◆ **Instruction**
Carry none of the pictures over; set down the material below exactly.

◆ **Records for this task**
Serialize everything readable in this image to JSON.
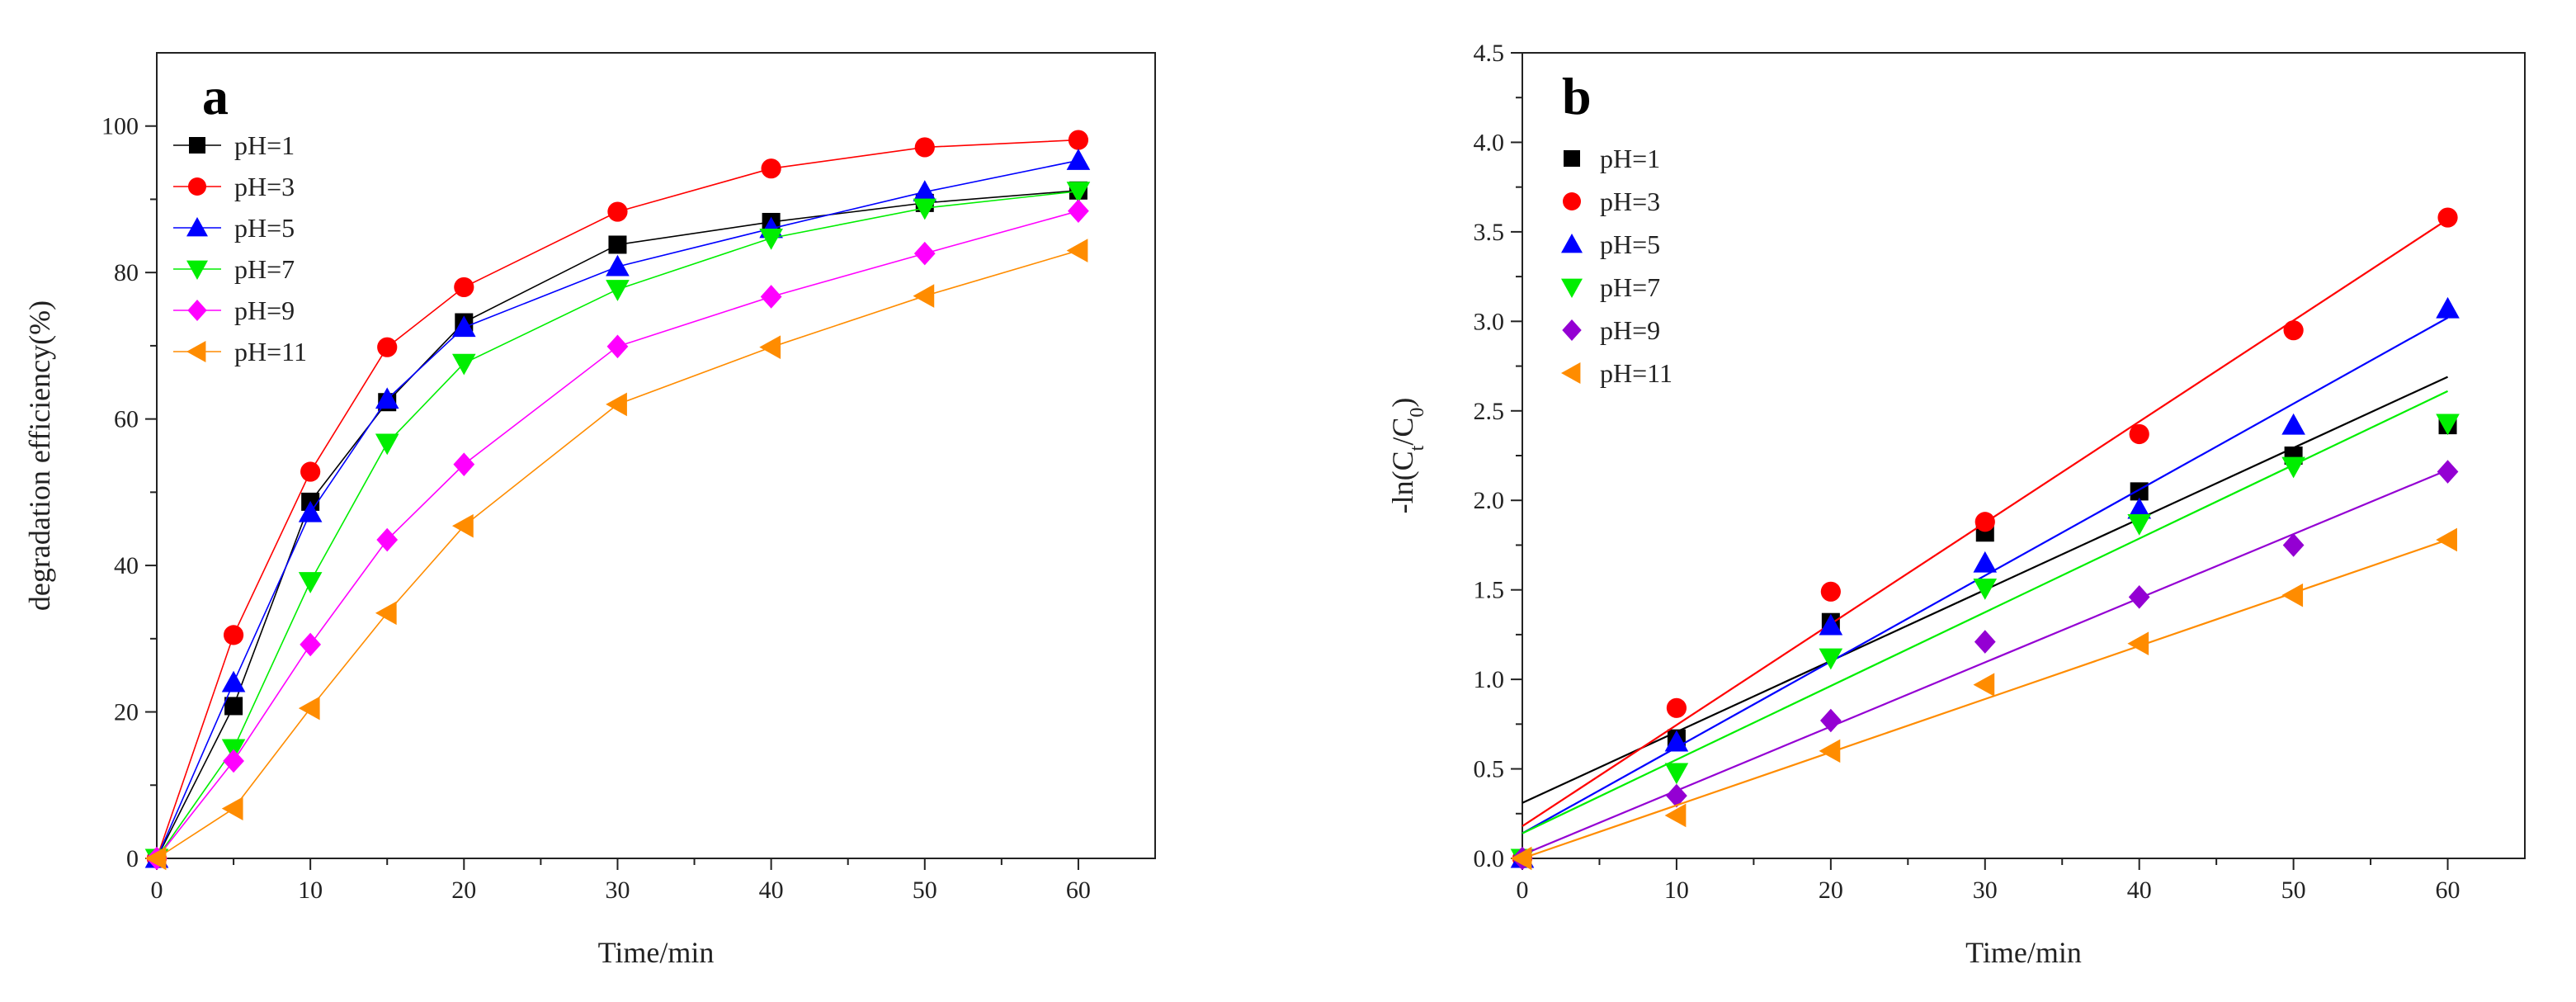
{
  "chart_data": [
    {
      "type": "line",
      "panel_label": "a",
      "xlabel": "Time/min",
      "ylabel": "degradation efficiency(%)",
      "xlim": [
        0,
        65
      ],
      "ylim": [
        0,
        110
      ],
      "xticks": [
        0,
        10,
        20,
        30,
        40,
        50,
        60
      ],
      "yticks": [
        0,
        20,
        40,
        60,
        80,
        100
      ],
      "x": [
        0,
        5,
        10,
        15,
        20,
        30,
        40,
        50,
        60
      ],
      "legend_position": "top-left",
      "series": [
        {
          "name": "pH=1",
          "color": "#000000",
          "marker": "square",
          "values": [
            0,
            20.8,
            48.7,
            62.3,
            73.2,
            83.8,
            86.9,
            89.5,
            91.2
          ]
        },
        {
          "name": "pH=3",
          "color": "#ff0000",
          "marker": "circle",
          "values": [
            0,
            30.5,
            52.8,
            69.8,
            78.0,
            88.3,
            94.2,
            97.1,
            98.1
          ]
        },
        {
          "name": "pH=5",
          "color": "#0000ff",
          "marker": "triangle-up",
          "values": [
            0,
            24.0,
            47.2,
            62.7,
            72.5,
            80.8,
            86.0,
            91.0,
            95.3
          ]
        },
        {
          "name": "pH=7",
          "color": "#00ee00",
          "marker": "triangle-down",
          "values": [
            0,
            15.0,
            37.8,
            56.7,
            67.6,
            77.7,
            84.7,
            88.8,
            91.1
          ]
        },
        {
          "name": "pH=9",
          "color": "#ff00ff",
          "marker": "diamond",
          "values": [
            0,
            13.3,
            29.2,
            43.5,
            53.8,
            69.9,
            76.7,
            82.6,
            88.4
          ]
        },
        {
          "name": "pH=11",
          "color": "#ff8c00",
          "marker": "triangle-left",
          "values": [
            0,
            6.8,
            20.5,
            33.5,
            45.4,
            62.0,
            69.8,
            76.8,
            83.0
          ]
        }
      ]
    },
    {
      "type": "scatter",
      "panel_label": "b",
      "xlabel": "Time/min",
      "ylabel_parts": {
        "prefix": "-ln(C",
        "sub1": "t",
        "mid": "/C",
        "sub2": "0",
        "suffix": ")"
      },
      "xlim": [
        0,
        65
      ],
      "ylim": [
        0,
        4.5
      ],
      "xticks": [
        0,
        10,
        20,
        30,
        40,
        50,
        60
      ],
      "yticks": [
        "0.0",
        "0.5",
        "1.0",
        "1.5",
        "2.0",
        "2.5",
        "3.0",
        "3.5",
        "4.0",
        "4.5"
      ],
      "x": [
        0,
        10,
        20,
        30,
        40,
        50,
        60
      ],
      "legend_position": "top-left",
      "series": [
        {
          "name": "pH=1",
          "color": "#000000",
          "marker": "square",
          "values": [
            0,
            0.67,
            1.32,
            1.82,
            2.05,
            2.25,
            2.42
          ],
          "fit": [
            0.31,
            2.69
          ]
        },
        {
          "name": "pH=3",
          "color": "#ff0000",
          "marker": "circle",
          "values": [
            0,
            0.84,
            1.49,
            1.88,
            2.37,
            2.95,
            3.58
          ],
          "fit": [
            0.18,
            3.57
          ]
        },
        {
          "name": "pH=5",
          "color": "#0000ff",
          "marker": "triangle-up",
          "values": [
            0,
            0.65,
            1.3,
            1.65,
            1.95,
            2.42,
            3.07
          ],
          "fit": [
            0.14,
            3.02
          ]
        },
        {
          "name": "pH=7",
          "color": "#00ee00",
          "marker": "triangle-down",
          "values": [
            0,
            0.48,
            1.12,
            1.51,
            1.87,
            2.19,
            2.43
          ],
          "fit": [
            0.14,
            2.61
          ]
        },
        {
          "name": "pH=9",
          "color": "#9400d3",
          "marker": "diamond",
          "values": [
            0,
            0.35,
            0.77,
            1.21,
            1.46,
            1.75,
            2.16
          ],
          "fit": [
            0.02,
            2.17
          ]
        },
        {
          "name": "pH=11",
          "color": "#ff8c00",
          "marker": "triangle-left",
          "values": [
            0,
            0.24,
            0.6,
            0.97,
            1.2,
            1.47,
            1.78
          ],
          "fit": [
            0.0,
            1.78
          ]
        }
      ]
    }
  ]
}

◆ **Complete response**
Serialize everything readable in this image to JSON.
{
  "chart_data": [
    {
      "type": "line",
      "panel_label": "a",
      "xlabel": "Time/min",
      "ylabel": "degradation efficiency(%)",
      "xlim": [
        0,
        65
      ],
      "ylim": [
        0,
        110
      ],
      "xticks": [
        0,
        10,
        20,
        30,
        40,
        50,
        60
      ],
      "yticks": [
        0,
        20,
        40,
        60,
        80,
        100
      ],
      "x": [
        0,
        5,
        10,
        15,
        20,
        30,
        40,
        50,
        60
      ],
      "legend_position": "top-left",
      "series": [
        {
          "name": "pH=1",
          "color": "#000000",
          "marker": "square",
          "values": [
            0,
            20.8,
            48.7,
            62.3,
            73.2,
            83.8,
            86.9,
            89.5,
            91.2
          ]
        },
        {
          "name": "pH=3",
          "color": "#ff0000",
          "marker": "circle",
          "values": [
            0,
            30.5,
            52.8,
            69.8,
            78.0,
            88.3,
            94.2,
            97.1,
            98.1
          ]
        },
        {
          "name": "pH=5",
          "color": "#0000ff",
          "marker": "triangle-up",
          "values": [
            0,
            24.0,
            47.2,
            62.7,
            72.5,
            80.8,
            86.0,
            91.0,
            95.3
          ]
        },
        {
          "name": "pH=7",
          "color": "#00ee00",
          "marker": "triangle-down",
          "values": [
            0,
            15.0,
            37.8,
            56.7,
            67.6,
            77.7,
            84.7,
            88.8,
            91.1
          ]
        },
        {
          "name": "pH=9",
          "color": "#ff00ff",
          "marker": "diamond",
          "values": [
            0,
            13.3,
            29.2,
            43.5,
            53.8,
            69.9,
            76.7,
            82.6,
            88.4
          ]
        },
        {
          "name": "pH=11",
          "color": "#ff8c00",
          "marker": "triangle-left",
          "values": [
            0,
            6.8,
            20.5,
            33.5,
            45.4,
            62.0,
            69.8,
            76.8,
            83.0
          ]
        }
      ]
    },
    {
      "type": "scatter",
      "panel_label": "b",
      "xlabel": "Time/min",
      "ylabel_parts": {
        "prefix": "-ln(C",
        "sub1": "t",
        "mid": "/C",
        "sub2": "0",
        "suffix": ")"
      },
      "xlim": [
        0,
        65
      ],
      "ylim": [
        0,
        4.5
      ],
      "xticks": [
        0,
        10,
        20,
        30,
        40,
        50,
        60
      ],
      "yticks": [
        "0.0",
        "0.5",
        "1.0",
        "1.5",
        "2.0",
        "2.5",
        "3.0",
        "3.5",
        "4.0",
        "4.5"
      ],
      "x": [
        0,
        10,
        20,
        30,
        40,
        50,
        60
      ],
      "legend_position": "top-left",
      "series": [
        {
          "name": "pH=1",
          "color": "#000000",
          "marker": "square",
          "values": [
            0,
            0.67,
            1.32,
            1.82,
            2.05,
            2.25,
            2.42
          ],
          "fit": [
            0.31,
            2.69
          ]
        },
        {
          "name": "pH=3",
          "color": "#ff0000",
          "marker": "circle",
          "values": [
            0,
            0.84,
            1.49,
            1.88,
            2.37,
            2.95,
            3.58
          ],
          "fit": [
            0.18,
            3.57
          ]
        },
        {
          "name": "pH=5",
          "color": "#0000ff",
          "marker": "triangle-up",
          "values": [
            0,
            0.65,
            1.3,
            1.65,
            1.95,
            2.42,
            3.07
          ],
          "fit": [
            0.14,
            3.02
          ]
        },
        {
          "name": "pH=7",
          "color": "#00ee00",
          "marker": "triangle-down",
          "values": [
            0,
            0.48,
            1.12,
            1.51,
            1.87,
            2.19,
            2.43
          ],
          "fit": [
            0.14,
            2.61
          ]
        },
        {
          "name": "pH=9",
          "color": "#9400d3",
          "marker": "diamond",
          "values": [
            0,
            0.35,
            0.77,
            1.21,
            1.46,
            1.75,
            2.16
          ],
          "fit": [
            0.02,
            2.17
          ]
        },
        {
          "name": "pH=11",
          "color": "#ff8c00",
          "marker": "triangle-left",
          "values": [
            0,
            0.24,
            0.6,
            0.97,
            1.2,
            1.47,
            1.78
          ],
          "fit": [
            0.0,
            1.78
          ]
        }
      ]
    }
  ]
}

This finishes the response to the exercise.